Put every line of the listing below into a Markdown table with the columns "Row" and "Line", numbering the rows in order. Skip blank lines, and leave the pictures out.
++++++++
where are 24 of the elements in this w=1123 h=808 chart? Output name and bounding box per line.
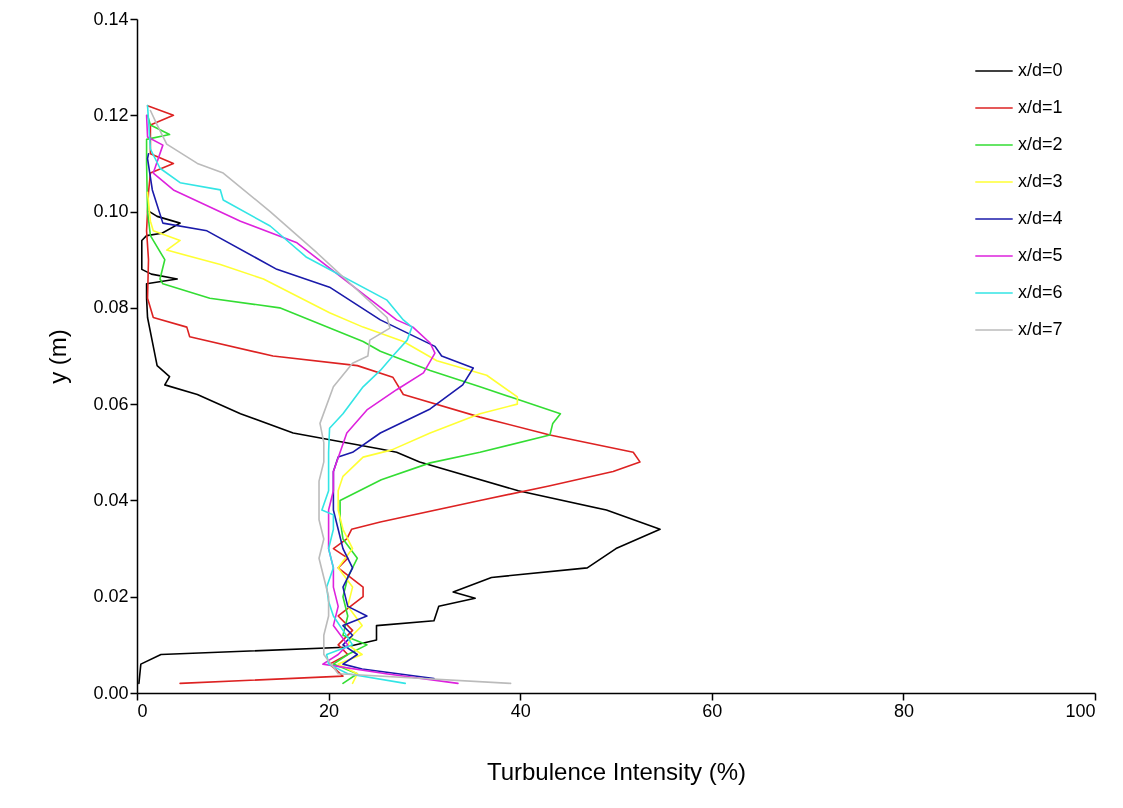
x-tick-label: 40 [510,700,531,721]
y-tick-label: 0.02 [93,586,129,607]
legend-label: x/d=0 [1018,60,1063,80]
legend-label: x/d=6 [1018,282,1063,302]
legend-label: x/d=1 [1018,97,1063,117]
x-tick-label: 20 [319,700,340,721]
y-tick-label: 0.08 [93,297,129,318]
x-tick-label: 60 [702,700,723,721]
x-tick-label: 100 [1065,700,1096,721]
legend-label: x/d=7 [1018,319,1063,339]
y-axis-title: y (m) [44,329,72,384]
legend-label: x/d=5 [1018,245,1063,265]
legend-label: x/d=2 [1018,134,1063,154]
y-tick-label: 0.12 [93,104,129,125]
legend-label: x/d=4 [1018,208,1063,228]
y-tick-label: 0.04 [93,489,129,510]
x-tick-label: 80 [893,700,914,721]
x-axis-title: Turbulence Intensity (%) [486,757,747,785]
y-tick-label: 0.00 [93,682,129,703]
legend-label: x/d=3 [1018,171,1063,191]
y-tick-label: 0.06 [93,393,129,414]
x-tick-label: 0 [137,700,148,721]
y-tick-label: 0.14 [93,8,129,29]
y-tick-label: 0.10 [93,201,129,222]
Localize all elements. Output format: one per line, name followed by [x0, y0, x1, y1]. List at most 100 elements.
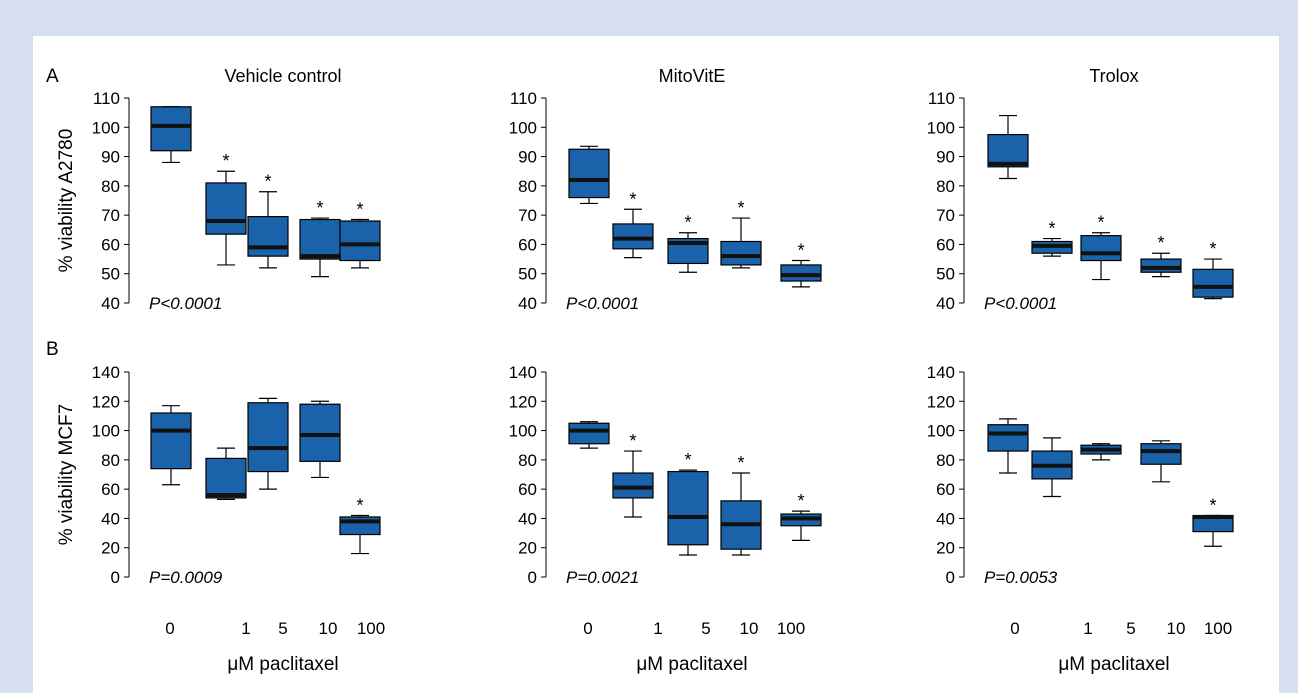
- significance-star: *: [264, 172, 271, 192]
- significance-star: *: [1048, 219, 1055, 239]
- box-iqr: [1141, 444, 1181, 465]
- box-iqr: [248, 403, 288, 472]
- y-tick-label: 90: [936, 148, 955, 167]
- x-tick-label: 100: [777, 619, 805, 638]
- box-iqr: [300, 220, 340, 260]
- x-tick-label: 100: [1204, 619, 1232, 638]
- significance-star: *: [684, 213, 691, 233]
- box-iqr: [300, 404, 340, 461]
- x-axis-label: μM paclitaxel: [1058, 654, 1169, 675]
- significance-star: *: [684, 450, 691, 470]
- y-tick-label: 80: [518, 451, 537, 470]
- y-tick-label: 20: [518, 539, 537, 558]
- box-iqr: [569, 149, 609, 197]
- significance-star: *: [356, 200, 363, 220]
- significance-star: *: [1209, 496, 1216, 516]
- y-tick-label: 20: [936, 539, 955, 558]
- box-iqr: [248, 217, 288, 257]
- y-tick-label: 80: [101, 177, 120, 196]
- box-iqr: [668, 472, 708, 545]
- y-tick-label: 60: [518, 235, 537, 254]
- y-tick-label: 70: [518, 206, 537, 225]
- y-tick-label: 100: [509, 422, 537, 441]
- y-tick-label: 110: [928, 89, 955, 108]
- y-tick-label: 60: [518, 480, 537, 499]
- y-tick-label: 40: [101, 294, 120, 313]
- box-iqr: [988, 425, 1028, 451]
- significance-star: *: [316, 198, 323, 218]
- p-value: P<0.0001: [149, 294, 222, 313]
- y-tick-label: 120: [509, 392, 537, 411]
- box-iqr: [569, 423, 609, 444]
- y-tick-label: 50: [101, 265, 120, 284]
- y-tick-label: 140: [92, 363, 120, 382]
- box-iqr: [206, 458, 246, 498]
- significance-star: *: [356, 496, 363, 516]
- significance-star: *: [629, 189, 636, 209]
- x-tick-label: 1: [241, 619, 250, 638]
- significance-star: *: [629, 431, 636, 451]
- x-tick-label: 1: [1083, 619, 1092, 638]
- y-tick-label: 60: [101, 235, 120, 254]
- significance-star: *: [797, 491, 804, 511]
- x-axis-label: μM paclitaxel: [636, 654, 747, 675]
- x-tick-label: 10: [740, 619, 759, 638]
- y-tick-label: 60: [936, 235, 955, 254]
- y-tick-label: 100: [927, 118, 955, 137]
- box-iqr: [1081, 236, 1121, 261]
- chart-title: MitoVitE: [659, 66, 726, 86]
- x-axis-label: μM paclitaxel: [227, 654, 338, 675]
- y-tick-label: 40: [518, 294, 537, 313]
- y-tick-label: 0: [528, 568, 537, 587]
- y-tick-label: 100: [927, 422, 955, 441]
- y-axis-label: % viability MCF7: [56, 404, 77, 545]
- x-tick-label: 0: [1010, 619, 1019, 638]
- y-axis-label: % viability A2780: [56, 129, 77, 273]
- chart-title: Vehicle control: [224, 66, 341, 86]
- box-iqr: [1193, 269, 1233, 297]
- significance-star: *: [737, 198, 744, 218]
- p-value: P=0.0009: [149, 568, 223, 587]
- box-iqr: [613, 473, 653, 498]
- y-tick-label: 20: [101, 539, 120, 558]
- x-tick-label: 0: [165, 619, 174, 638]
- y-tick-label: 120: [92, 392, 120, 411]
- y-tick-label: 100: [509, 118, 537, 137]
- x-tick-label: 5: [278, 619, 287, 638]
- x-tick-label: 0: [583, 619, 592, 638]
- y-tick-label: 80: [101, 451, 120, 470]
- y-tick-label: 0: [111, 568, 120, 587]
- y-tick-label: 40: [101, 509, 120, 528]
- y-tick-label: 50: [936, 265, 955, 284]
- box-iqr: [151, 413, 191, 469]
- y-tick-label: 50: [518, 265, 537, 284]
- y-tick-label: 40: [518, 509, 537, 528]
- y-tick-label: 0: [946, 568, 955, 587]
- box-iqr: [1141, 259, 1181, 272]
- y-tick-label: 110: [510, 89, 537, 108]
- box-iqr: [340, 221, 380, 261]
- row-letter: A: [46, 66, 59, 87]
- x-tick-label: 10: [1167, 619, 1186, 638]
- y-tick-label: 80: [518, 177, 537, 196]
- p-value: P<0.0001: [566, 294, 639, 313]
- x-tick-label: 10: [319, 619, 338, 638]
- y-tick-label: 40: [936, 509, 955, 528]
- significance-star: *: [222, 151, 229, 171]
- y-tick-label: 140: [927, 363, 955, 382]
- y-tick-label: 110: [93, 89, 120, 108]
- y-tick-label: 100: [92, 118, 120, 137]
- box-iqr: [781, 265, 821, 281]
- y-tick-label: 60: [936, 480, 955, 499]
- x-tick-label: 5: [1126, 619, 1135, 638]
- y-tick-label: 70: [101, 206, 120, 225]
- y-tick-label: 80: [936, 451, 955, 470]
- p-value: P=0.0021: [566, 568, 639, 587]
- box-iqr: [151, 107, 191, 151]
- box-iqr: [613, 224, 653, 249]
- y-tick-label: 140: [509, 363, 537, 382]
- significance-star: *: [1157, 233, 1164, 253]
- y-tick-label: 120: [927, 392, 955, 411]
- p-value: P<0.0001: [984, 294, 1057, 313]
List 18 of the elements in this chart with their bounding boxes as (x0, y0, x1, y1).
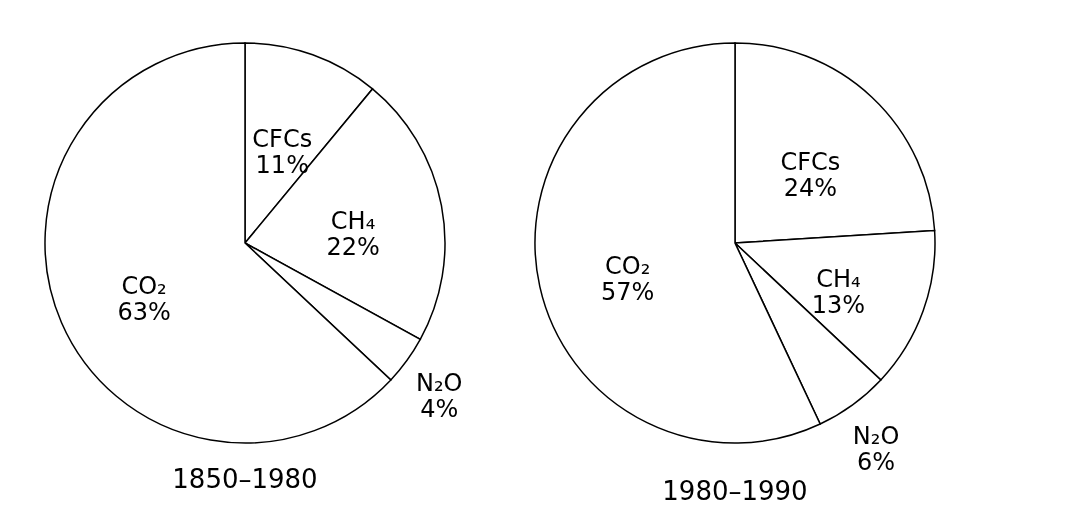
++++++++
### The output
| Row | Line |
|---|---|
| 1 | where are 24 of the elements in this w=1123 h=808 chart? Output name and bounding box per line. |
| 2 | x-tick-label: 40 [510,700,531,721] |
| 3 | y-tick-label: 0.02 [93,586,129,607] |
| 4 | legend-label: x/d=0 [1018,60,1063,80] |
| 5 | legend-label: x/d=6 [1018,282,1063,302] |
| 6 | legend-label: x/d=1 [1018,97,1063,117] |
| 7 | x-tick-label: 20 [319,700,340,721] |
| 8 | y-tick-label: 0.08 [93,297,129,318] |
| 9 | x-tick-label: 60 [702,700,723,721] |
| 10 | x-tick-label: 100 [1065,700,1096,721] |
| 11 | legend-label: x/d=7 [1018,319,1063,339] |
| 12 | y-axis-title: y (m) [44,329,72,384] |
| 13 | legend-label: x/d=5 [1018,245,1063,265] |
| 14 | legend-label: x/d=2 [1018,134,1063,154] |
| 15 | y-tick-label: 0.12 [93,104,129,125] |
| 16 | legend-label: x/d=4 [1018,208,1063,228] |
| 17 | y-tick-label: 0.04 [93,489,129,510] |
| 18 | x-tick-label: 80 [893,700,914,721] |
| 19 | x-axis-title: Turbulence Intensity (%) [486,757,747,785] |
| 20 | y-tick-label: 0.00 [93,682,129,703] |
| 21 | legend-label: x/d=3 [1018,171,1063,191] |
| 22 | y-tick-label: 0.06 [93,393,129,414] |
| 23 | x-tick-label: 0 [137,700,148,721] |
| 24 | y-tick-label: 0.14 [93,8,129,29] |
| 25 | y-tick-label: 0.10 [93,201,129,222] |
| 26 | Localize all elements. Output format: one per line, name followed by [x0, y0, x1, y1]. List at most 100 elements. |
| 27 | - significance-star: *: [264, 172, 271, 192] |
| 28 | - significance-star: *: [1048, 219, 1055, 239] |
| 29 | - box-iqr: [1141, 444, 1181, 465] |
| 30 | - box-iqr: [248, 403, 288, 472] |
| 31 | - y-tick-label: 90: [936, 148, 955, 167] |
| 32 | - x-tick-label: 100: [777, 619, 805, 638] |
| 33 | - box-iqr: [300, 220, 340, 260] |
| 34 | - x-tick-label: 100: [1204, 619, 1232, 638] |
| 35 | - significance-star: *: [684, 213, 691, 233] |
| 36 | - box-iqr: [300, 404, 340, 461] |
| 37 | - x-axis-label: μM paclitaxel: [1058, 654, 1169, 675] |
| 38 | - significance-star: *: [684, 450, 691, 470] |
| 39 | - y-tick-label: 80: [518, 451, 537, 470] |
| 40 | - y-tick-label: 20: [518, 539, 537, 558] |
| 41 | - box-iqr: [569, 149, 609, 197] |
| 42 | - significance-star: *: [356, 200, 363, 220] |
| 43 | - significance-star: *: [1209, 496, 1216, 516] |
| 44 | - y-tick-label: 20: [936, 539, 955, 558] |
| 45 | - box-iqr: [248, 217, 288, 257] |
| 46 | - y-tick-label: 80: [101, 177, 120, 196] |
| 47 | - box-iqr: [668, 472, 708, 545] |
| 48 | - y-tick-label: 60: [518, 235, 537, 254] |
| 49 | - y-tick-label: 70: [518, 206, 537, 225] |
| 50 | - y-tick-label: 100: [509, 422, 537, 441] |
| 51 | - y-tick-label: 110: [928, 89, 955, 108] |
| 52 | - y-tick-label: 60: [518, 480, 537, 499] |
| 53 | - y-tick-label: 40: [101, 294, 120, 313] |
| 54 | - box-iqr: [988, 425, 1028, 451] |
| 55 | - significance-star: *: [316, 198, 323, 218] |
| 56 | - p-value: P<0.0001: [149, 294, 222, 313] |
| 57 | - y-tick-label: 120: [509, 392, 537, 411] |
| 58 | - box-iqr: [569, 423, 609, 444] |
| 59 | - y-tick-label: 50: [101, 265, 120, 284] |
| 60 | - y-tick-label: 140: [92, 363, 120, 382] |
| 61 | - box-iqr: [206, 458, 246, 498] |
| 62 | - significance-star: *: [356, 496, 363, 516] |
| 63 | - significance-star: *: [629, 189, 636, 209] |
| 64 | - x-tick-label: 1: [241, 619, 250, 638] |
| 65 | - significance-star: *: [629, 431, 636, 451] |
| 66 | - x-tick-label: 1: [1083, 619, 1092, 638] |
| 67 | - y-tick-label: 60: [101, 235, 120, 254] |
| 68 | - significance-star: *: [797, 491, 804, 511] |
| 69 | - x-axis-label: μM paclitaxel: [636, 654, 747, 675] |
| 70 | - x-tick-label: 10: [740, 619, 759, 638] |
| 71 | - y-tick-label: 60: [936, 235, 955, 254] |
| 72 | - y-tick-label: 100: [927, 118, 955, 137] |
| 73 | - box-iqr: [1081, 236, 1121, 261] |
| 74 | - chart-title: MitoVitE: [659, 66, 726, 86] |
| 75 | - x-axis-label: μM paclitaxel: [227, 654, 338, 675] |
| 76 | - y-tick-label: 40: [518, 294, 537, 313] |
| 77 | - y-tick-label: 0: [528, 568, 537, 587] |
| 78 | - y-tick-label: 100: [927, 422, 955, 441] |
| 79 | - y-axis-label: % viability MCF7: [56, 404, 77, 545] |
| 80 | - x-tick-label: 0: [1010, 619, 1019, 638] |
| 81 | - y-axis-label: % viability A2780: [56, 129, 77, 273] |
| 82 | - chart-title: Vehicle control: [224, 66, 341, 86] |
| 83 | - box-iqr: [1193, 269, 1233, 297] |
| 84 | - significance-star: *: [737, 198, 744, 218] |
| 85 | - p-value: P=0.0009: [149, 568, 223, 587] |
| 86 | - box-iqr: [613, 473, 653, 498] |
| 87 | - y-tick-label: 20: [101, 539, 120, 558] |
| 88 | - x-tick-label: 0: [165, 619, 174, 638] |
| 89 | - y-tick-label: 120: [92, 392, 120, 411] |
| 90 | - y-tick-label: 100: [509, 118, 537, 137] |
| 91 | - x-tick-label: 5: [278, 619, 287, 638] |
| 92 | - x-tick-label: 0: [583, 619, 592, 638] |
| 93 | - y-tick-label: 80: [101, 451, 120, 470] |
| 94 | - y-tick-label: 0: [111, 568, 120, 587] |
| 95 | - y-tick-label: 40: [101, 509, 120, 528] |
| 96 | - y-tick-label: 50: [936, 265, 955, 284] |
| 97 | - box-iqr: [151, 413, 191, 469] |
| 98 | - y-tick-label: 50: [518, 265, 537, 284] |
| 99 | - y-tick-label: 40: [518, 509, 537, 528] |
| 100 | - y-tick-label: 0: [946, 568, 955, 587] |
| 101 | - box-iqr: [1141, 259, 1181, 272] |
| 102 | - y-tick-label: 110: [510, 89, 537, 108] |
| 103 | - box-iqr: [340, 221, 380, 261] |
| 104 | - row-letter: A: [46, 66, 59, 87] |
| 105 | - x-tick-label: 10: [1167, 619, 1186, 638] |
| 106 | - y-tick-label: 80: [518, 177, 537, 196] |
| 107 | - p-value: P<0.0001: [566, 294, 639, 313] |
| 108 | - x-tick-label: 10: [319, 619, 338, 638] |
| 109 | - y-tick-label: 40: [936, 509, 955, 528] |
| 110 | - significance-star: *: [222, 151, 229, 171] |
| 111 | - y-tick-label: 140: [927, 363, 955, 382] |
| 112 | - y-tick-label: 110: [93, 89, 120, 108] |
| 113 | - y-tick-label: 100: [92, 118, 120, 137] |
| 114 | - box-iqr: [781, 265, 821, 281] |
| 115 | - y-tick-label: 60: [936, 480, 955, 499] |
| 116 | - x-tick-label: 5: [1126, 619, 1135, 638] |
| 117 | - y-tick-label: 70: [101, 206, 120, 225] |
| 118 | - y-tick-label: 80: [936, 451, 955, 470] |
| 119 | - p-value: P=0.0021: [566, 568, 639, 587] |
| 120 | - box-iqr: [151, 107, 191, 151] |
| 121 | - box-iqr: [613, 224, 653, 249] |
| 122 | - y-tick-label: 140: [509, 363, 537, 382] |
| 123 | - significance-star: *: [1157, 233, 1164, 253] |
| 124 | - y-tick-label: 120: [927, 392, 955, 411] |
| 125 | - p-value: P<0.0001: [984, 294, 1057, 313] |
| 126 | List 18 of the elements in this chart with their bounding boxes as (x0, y0, x1, y1). |